— Begin Records to process —

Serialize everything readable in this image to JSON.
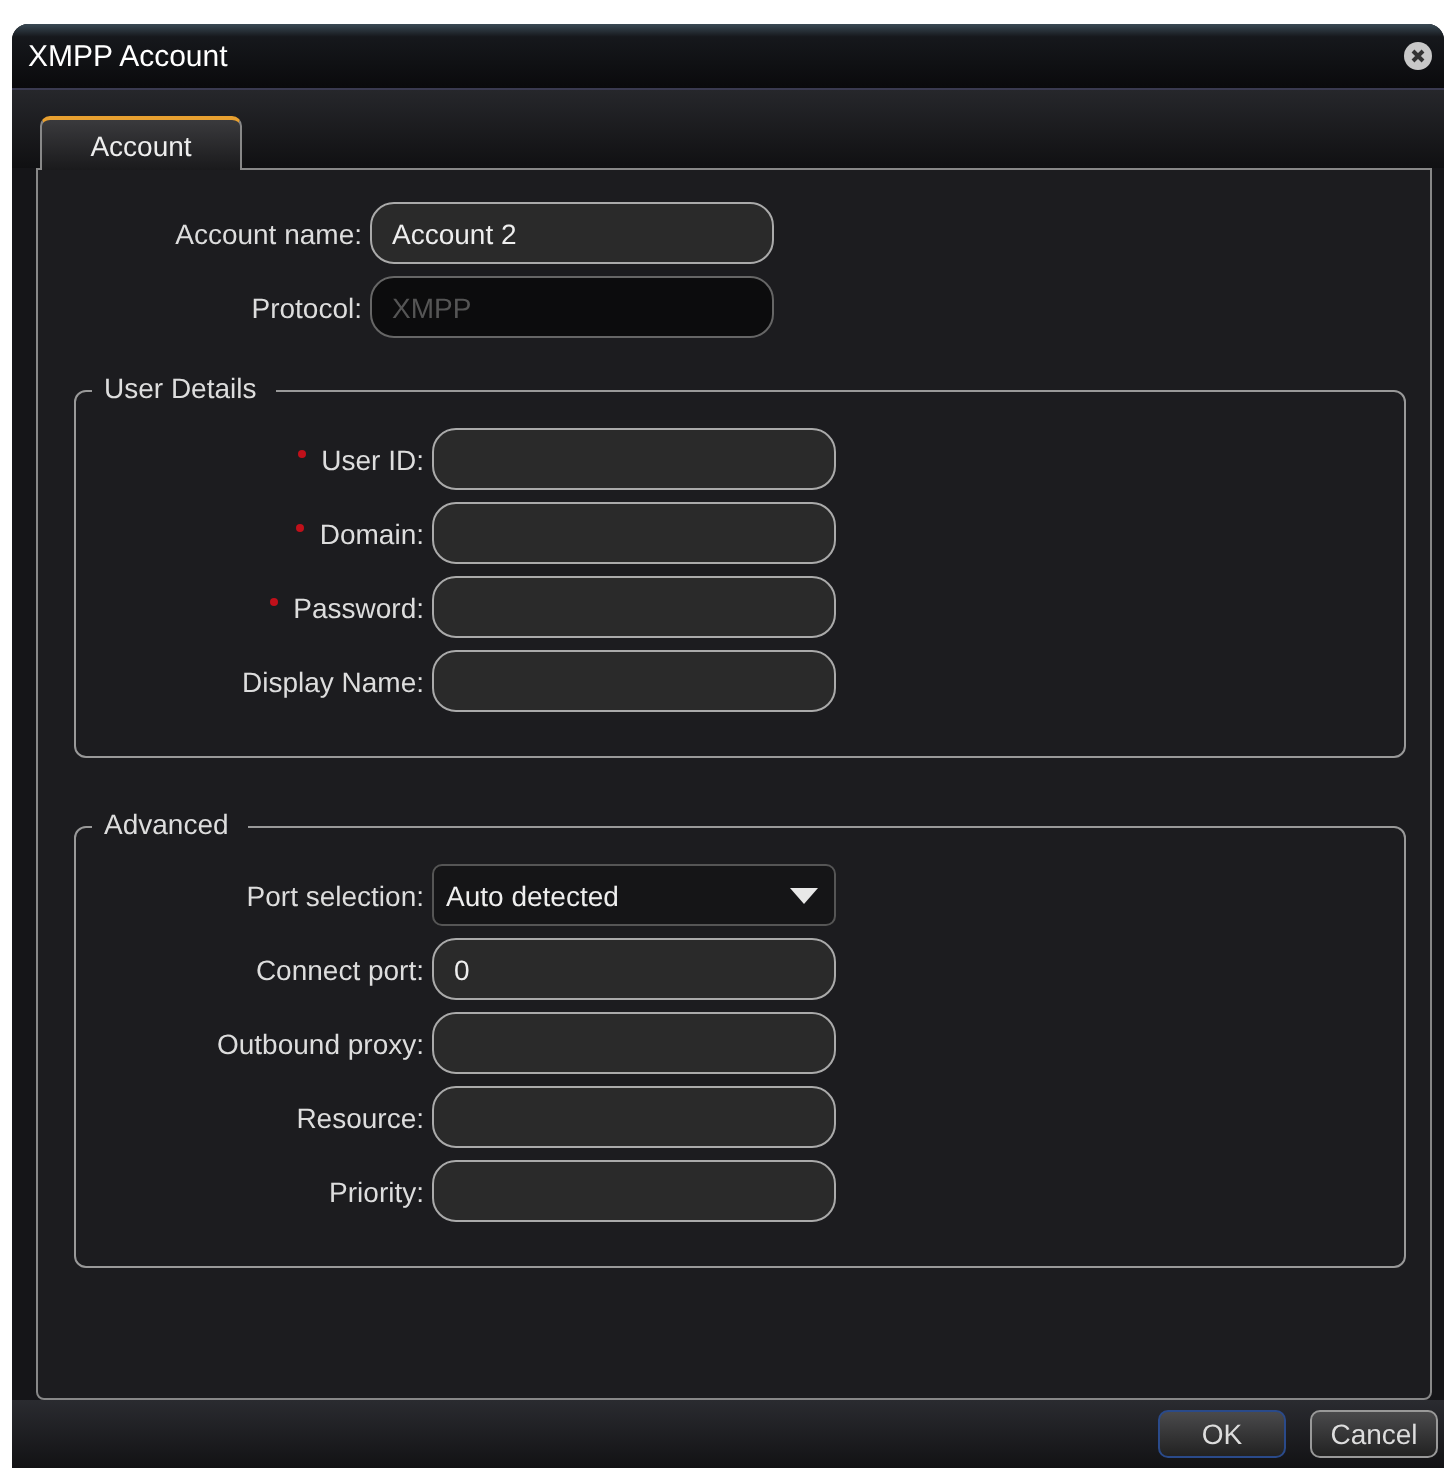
{
  "window": {
    "title": "XMPP Account"
  },
  "tabs": [
    {
      "label": "Account",
      "selected": true
    }
  ],
  "account_fields": [
    {
      "label": "Account name:",
      "kind": "text",
      "value": "Account 2",
      "disabled": false
    },
    {
      "label": "Protocol:",
      "kind": "text",
      "value": "XMPP",
      "disabled": true
    }
  ],
  "groups": [
    {
      "title": "User Details",
      "fields": [
        {
          "label": "User ID:",
          "kind": "text",
          "required": true
        },
        {
          "label": "Domain:",
          "kind": "text",
          "required": true
        },
        {
          "label": "Password:",
          "kind": "text",
          "required": true
        },
        {
          "label": "Display Name:",
          "kind": "text",
          "required": false
        }
      ]
    },
    {
      "title": "Advanced",
      "fields": [
        {
          "label": "Port selection:",
          "kind": "dropdown",
          "value": "Auto detected"
        },
        {
          "label": "Connect port:",
          "kind": "text",
          "value": "0"
        },
        {
          "label": "Outbound proxy:",
          "kind": "text"
        },
        {
          "label": "Resource:",
          "kind": "text"
        },
        {
          "label": "Priority:",
          "kind": "text"
        }
      ]
    }
  ],
  "buttons": [
    {
      "label": "OK",
      "default": true
    },
    {
      "label": "Cancel",
      "default": false
    }
  ]
}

— End Records to process —

_Given task_
Will you restate every entry word for word and omit the images?

_Written answer_
Serialize everything readable in this image to JSON.
{
  "window": {
    "title": "XMPP Account"
  },
  "tabs": [
    {
      "label": "Account",
      "selected": true
    }
  ],
  "account_fields": [
    {
      "label": "Account name:",
      "kind": "text",
      "value": "Account 2",
      "disabled": false
    },
    {
      "label": "Protocol:",
      "kind": "text",
      "value": "XMPP",
      "disabled": true
    }
  ],
  "groups": [
    {
      "title": "User Details",
      "fields": [
        {
          "label": "User ID:",
          "kind": "text",
          "required": true
        },
        {
          "label": "Domain:",
          "kind": "text",
          "required": true
        },
        {
          "label": "Password:",
          "kind": "text",
          "required": true
        },
        {
          "label": "Display Name:",
          "kind": "text",
          "required": false
        }
      ]
    },
    {
      "title": "Advanced",
      "fields": [
        {
          "label": "Port selection:",
          "kind": "dropdown",
          "value": "Auto detected"
        },
        {
          "label": "Connect port:",
          "kind": "text",
          "value": "0"
        },
        {
          "label": "Outbound proxy:",
          "kind": "text"
        },
        {
          "label": "Resource:",
          "kind": "text"
        },
        {
          "label": "Priority:",
          "kind": "text"
        }
      ]
    }
  ],
  "buttons": [
    {
      "label": "OK",
      "default": true
    },
    {
      "label": "Cancel",
      "default": false
    }
  ]
}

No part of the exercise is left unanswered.